Each line containing the word "this" must be collected.
start Given entries
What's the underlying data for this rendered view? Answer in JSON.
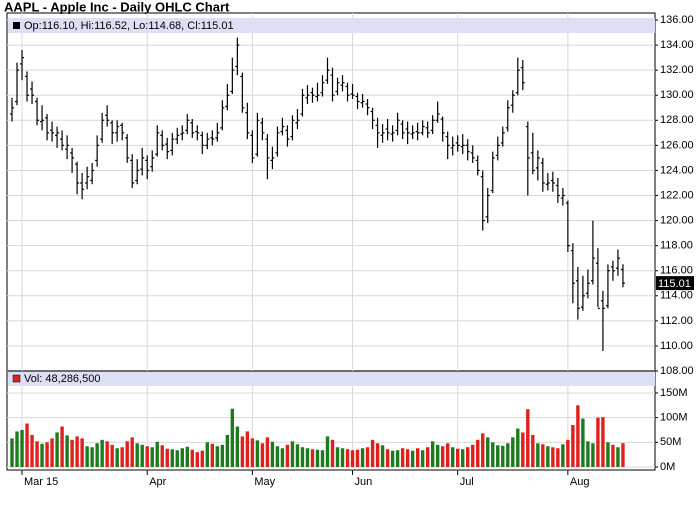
{
  "chart_data": {
    "type": "ohlc",
    "title": "AAPL - Apple Inc - Daily OHLC Chart",
    "price_label": "Op:116.10, Hi:116.52, Lo:114.68, Cl:115.01",
    "volume_label": "Vol: 48,286,500",
    "last_label": "115.01",
    "up_color": "#1e7a1e",
    "down_color": "#e0201c",
    "xlim": [
      -1,
      128.4
    ],
    "xticks": [
      {
        "value": 2,
        "label": "Mar 15"
      },
      {
        "value": 27,
        "label": "Apr"
      },
      {
        "value": 48,
        "label": "May"
      },
      {
        "value": 68,
        "label": "Jun"
      },
      {
        "value": 89,
        "label": "Jul"
      },
      {
        "value": 111,
        "label": "Aug"
      }
    ],
    "ylim": [
      108,
      136.56
    ],
    "yticks": [
      {
        "value": 108,
        "label": "108.00"
      },
      {
        "value": 110,
        "label": "110.00"
      },
      {
        "value": 112,
        "label": "112.00"
      },
      {
        "value": 114,
        "label": "114.00"
      },
      {
        "value": 116,
        "label": "116.00"
      },
      {
        "value": 118,
        "label": "118.00"
      },
      {
        "value": 120,
        "label": "120.00"
      },
      {
        "value": 122,
        "label": "122.00"
      },
      {
        "value": 124,
        "label": "124.00"
      },
      {
        "value": 126,
        "label": "126.00"
      },
      {
        "value": 128,
        "label": "128.00"
      },
      {
        "value": 130,
        "label": "130.00"
      },
      {
        "value": 132,
        "label": "132.00"
      },
      {
        "value": 134,
        "label": "134.00"
      },
      {
        "value": 136,
        "label": "136.00"
      }
    ],
    "volume_ylim": [
      0,
      160000000
    ],
    "volume_yticks": [
      {
        "value": 0,
        "label": "0M"
      },
      {
        "value": 50000000,
        "label": "50M"
      },
      {
        "value": 100000000,
        "label": "100M"
      },
      {
        "value": 150000000,
        "label": "150M"
      }
    ],
    "grid": true,
    "bars": [
      [
        128.5,
        129.8,
        127.9,
        129,
        58000000.0
      ],
      [
        129.5,
        132.6,
        129.2,
        132,
        72000000.0
      ],
      [
        132.5,
        133.6,
        131.2,
        133,
        75000000.0
      ],
      [
        131.5,
        131.9,
        129.5,
        130,
        88000000.0
      ],
      [
        130.5,
        131.1,
        129.3,
        130,
        65000000.0
      ],
      [
        129.5,
        129.8,
        127.6,
        128,
        52000000.0
      ],
      [
        127.9,
        129.2,
        127.2,
        128,
        47000000.0
      ],
      [
        128.2,
        128.5,
        126.4,
        127,
        50000000.0
      ],
      [
        127.2,
        127.9,
        126.3,
        127,
        58000000.0
      ],
      [
        126.8,
        127.5,
        125.8,
        127,
        70000000.0
      ],
      [
        126.5,
        127.2,
        125.6,
        126,
        82000000.0
      ],
      [
        125.7,
        126.8,
        124.9,
        126,
        64000000.0
      ],
      [
        125.4,
        125.8,
        123.8,
        125,
        55000000.0
      ],
      [
        124.5,
        124.7,
        122.1,
        123,
        62000000.0
      ],
      [
        123,
        123.8,
        121.7,
        122.5,
        58000000.0
      ],
      [
        123,
        124.3,
        122.5,
        123.5,
        42000000.0
      ],
      [
        123.2,
        124.6,
        122.9,
        124,
        40000000.0
      ],
      [
        124.8,
        126.8,
        124.3,
        126,
        48000000.0
      ],
      [
        126.5,
        128.6,
        126.2,
        128,
        55000000.0
      ],
      [
        128.4,
        129.2,
        127.5,
        128,
        52000000.0
      ],
      [
        127.8,
        128,
        126.1,
        127,
        45000000.0
      ],
      [
        127,
        128,
        126.3,
        127.5,
        38000000.0
      ],
      [
        127.6,
        127.8,
        126.4,
        127,
        40000000.0
      ],
      [
        126.6,
        126.9,
        124.6,
        125,
        52000000.0
      ],
      [
        124.8,
        125.3,
        122.6,
        123,
        60000000.0
      ],
      [
        123.2,
        124.9,
        122.9,
        124,
        48000000.0
      ],
      [
        124.1,
        125.8,
        123.6,
        125,
        45000000.0
      ],
      [
        124.8,
        125.2,
        123.3,
        124,
        42000000.0
      ],
      [
        124.3,
        125.6,
        123.9,
        125,
        40000000.0
      ],
      [
        125.3,
        127.6,
        125.1,
        127,
        51000000.0
      ],
      [
        126.8,
        127.2,
        125.6,
        126,
        44000000.0
      ],
      [
        126.1,
        126.6,
        124.9,
        125.5,
        37000000.0
      ],
      [
        125.6,
        127,
        125.2,
        126.5,
        36000000.0
      ],
      [
        126.5,
        127.4,
        126.1,
        126.8,
        34000000.0
      ],
      [
        126.9,
        127.6,
        126.4,
        127,
        38000000.0
      ],
      [
        127.2,
        128.5,
        126.9,
        128,
        41000000.0
      ],
      [
        127.8,
        128.1,
        126.6,
        127,
        35000000.0
      ],
      [
        127.1,
        127.6,
        126.4,
        127,
        30000000.0
      ],
      [
        126.8,
        127.1,
        125.3,
        126,
        33000000.0
      ],
      [
        126,
        127,
        125.7,
        126.5,
        50000000.0
      ],
      [
        126.6,
        127.2,
        126,
        126.5,
        47000000.0
      ],
      [
        126.6,
        127.8,
        126.3,
        127,
        42000000.0
      ],
      [
        127.4,
        129.6,
        127.2,
        129,
        45000000.0
      ],
      [
        129.1,
        130.9,
        128.8,
        130,
        65000000.0
      ],
      [
        130.3,
        133,
        130.1,
        132,
        118000000.0
      ],
      [
        132.3,
        134.6,
        131.6,
        134,
        82000000.0
      ],
      [
        131.5,
        131.8,
        128.6,
        129,
        62000000.0
      ],
      [
        128.6,
        129.4,
        126.5,
        127,
        72000000.0
      ],
      [
        126.8,
        127.2,
        124.6,
        125,
        58000000.0
      ],
      [
        125.3,
        128.6,
        125.1,
        128,
        54000000.0
      ],
      [
        127.8,
        128.2,
        126.4,
        127,
        48000000.0
      ],
      [
        126.5,
        126.9,
        123.3,
        125,
        60000000.0
      ],
      [
        124.8,
        125.9,
        124.1,
        125,
        51000000.0
      ],
      [
        125.4,
        127.5,
        125.1,
        127,
        42000000.0
      ],
      [
        127.1,
        128.2,
        126.8,
        127.5,
        38000000.0
      ],
      [
        127.2,
        127.6,
        125.9,
        126.5,
        45000000.0
      ],
      [
        126.7,
        128.4,
        126.4,
        128,
        52000000.0
      ],
      [
        127.8,
        128.9,
        127.3,
        128,
        46000000.0
      ],
      [
        128.5,
        130.5,
        128.3,
        130,
        40000000.0
      ],
      [
        129.8,
        130.8,
        129.3,
        130,
        38000000.0
      ],
      [
        130.2,
        130.6,
        129.4,
        130,
        36000000.0
      ],
      [
        129.9,
        131,
        129.5,
        130,
        35000000.0
      ],
      [
        130.2,
        131.6,
        129.9,
        131,
        34000000.0
      ],
      [
        131.2,
        133,
        130.9,
        132,
        62000000.0
      ],
      [
        131.6,
        132.2,
        129.5,
        130,
        55000000.0
      ],
      [
        130.3,
        131.4,
        130,
        131,
        40000000.0
      ],
      [
        130.8,
        131.6,
        130.3,
        131,
        38000000.0
      ],
      [
        130.7,
        131,
        129.5,
        130,
        36000000.0
      ],
      [
        130.1,
        130.9,
        129.7,
        130,
        34000000.0
      ],
      [
        129.9,
        130.2,
        128.9,
        129.5,
        35000000.0
      ],
      [
        129.4,
        130.1,
        129,
        129.5,
        38000000.0
      ],
      [
        129.3,
        129.7,
        128.4,
        129,
        40000000.0
      ],
      [
        128.7,
        129,
        127.3,
        128,
        55000000.0
      ],
      [
        127.6,
        128.2,
        125.8,
        127,
        48000000.0
      ],
      [
        126.8,
        127.7,
        126.2,
        127,
        44000000.0
      ],
      [
        127.3,
        128.1,
        126.4,
        127,
        36000000.0
      ],
      [
        126.9,
        127.6,
        126.3,
        127,
        33000000.0
      ],
      [
        127.2,
        128.6,
        126.8,
        128,
        34000000.0
      ],
      [
        127.7,
        128,
        126.5,
        127,
        38000000.0
      ],
      [
        127.3,
        127.9,
        126.1,
        127,
        36000000.0
      ],
      [
        126.9,
        127.6,
        126.5,
        127,
        33000000.0
      ],
      [
        127.1,
        127.8,
        126.4,
        127,
        38000000.0
      ],
      [
        127,
        128,
        126.8,
        127.5,
        34000000.0
      ],
      [
        127.4,
        127.9,
        126.6,
        127,
        40000000.0
      ],
      [
        127.2,
        128.4,
        126.9,
        128,
        52000000.0
      ],
      [
        128,
        129.5,
        127.8,
        128.5,
        45000000.0
      ],
      [
        128.1,
        128.3,
        126.3,
        127,
        42000000.0
      ],
      [
        126.7,
        127.1,
        124.9,
        126,
        48000000.0
      ],
      [
        125.8,
        126.7,
        125.2,
        126,
        40000000.0
      ],
      [
        126.2,
        126.8,
        125.5,
        126,
        37000000.0
      ],
      [
        125.9,
        126.9,
        125.3,
        126,
        36000000.0
      ],
      [
        126,
        126.5,
        124.8,
        125.5,
        40000000.0
      ],
      [
        125.4,
        126,
        124.6,
        125,
        45000000.0
      ],
      [
        124.8,
        125.2,
        123.6,
        124,
        55000000.0
      ],
      [
        123.5,
        124,
        119.2,
        120,
        68000000.0
      ],
      [
        120.3,
        122.6,
        119.8,
        122,
        60000000.0
      ],
      [
        122.4,
        125.5,
        122.2,
        125,
        50000000.0
      ],
      [
        125.2,
        126.7,
        124.8,
        126,
        44000000.0
      ],
      [
        126.2,
        127.5,
        125.9,
        127,
        43000000.0
      ],
      [
        127.4,
        129.6,
        127.1,
        129,
        48000000.0
      ],
      [
        129.2,
        130.4,
        128.6,
        130,
        60000000.0
      ],
      [
        130.2,
        133,
        130,
        132,
        78000000.0
      ],
      [
        132.2,
        132.8,
        130.4,
        131,
        70000000.0
      ],
      [
        127.5,
        127.9,
        122,
        125,
        117000000.0
      ],
      [
        125.4,
        127,
        123.7,
        124,
        65000000.0
      ],
      [
        124.2,
        125.6,
        123.2,
        125,
        48000000.0
      ],
      [
        124.6,
        125,
        122.3,
        123,
        46000000.0
      ],
      [
        122.9,
        123.8,
        122.4,
        123,
        42000000.0
      ],
      [
        123.2,
        123.9,
        122.3,
        123,
        40000000.0
      ],
      [
        122.8,
        123.4,
        121.4,
        122,
        38000000.0
      ],
      [
        121.8,
        122.6,
        121.2,
        122,
        46000000.0
      ],
      [
        121.4,
        121.6,
        117.5,
        118,
        55000000.0
      ],
      [
        117.6,
        118.2,
        113.4,
        115,
        85000000.0
      ],
      [
        115.2,
        116.3,
        112.1,
        113,
        125000000.0
      ],
      [
        113.1,
        115.6,
        112.8,
        114,
        98000000.0
      ],
      [
        114.2,
        116.1,
        113.8,
        115,
        52000000.0
      ],
      [
        115.2,
        120,
        114.9,
        117,
        48000000.0
      ],
      [
        116.6,
        117.8,
        113.1,
        113,
        100000000.0
      ],
      [
        113.6,
        114.4,
        109.6,
        113,
        101000000.0
      ],
      [
        113.2,
        116.5,
        113,
        116,
        50000000.0
      ],
      [
        116.3,
        116.8,
        115.2,
        116,
        45000000.0
      ],
      [
        116.2,
        117.7,
        115.6,
        117,
        40000000.0
      ],
      [
        116.1,
        116.52,
        114.68,
        115.01,
        48286500
      ]
    ]
  }
}
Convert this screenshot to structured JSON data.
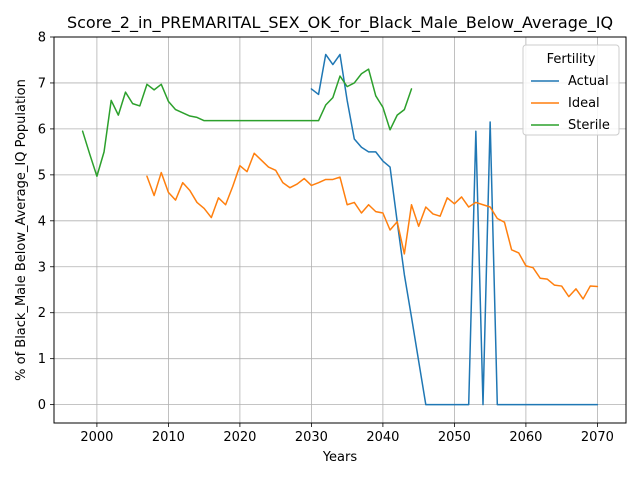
end Given entries
Exercise output>
What's the underlying data for this rendered view? Answer in JSON.
Convert this screenshot to structured JSON data.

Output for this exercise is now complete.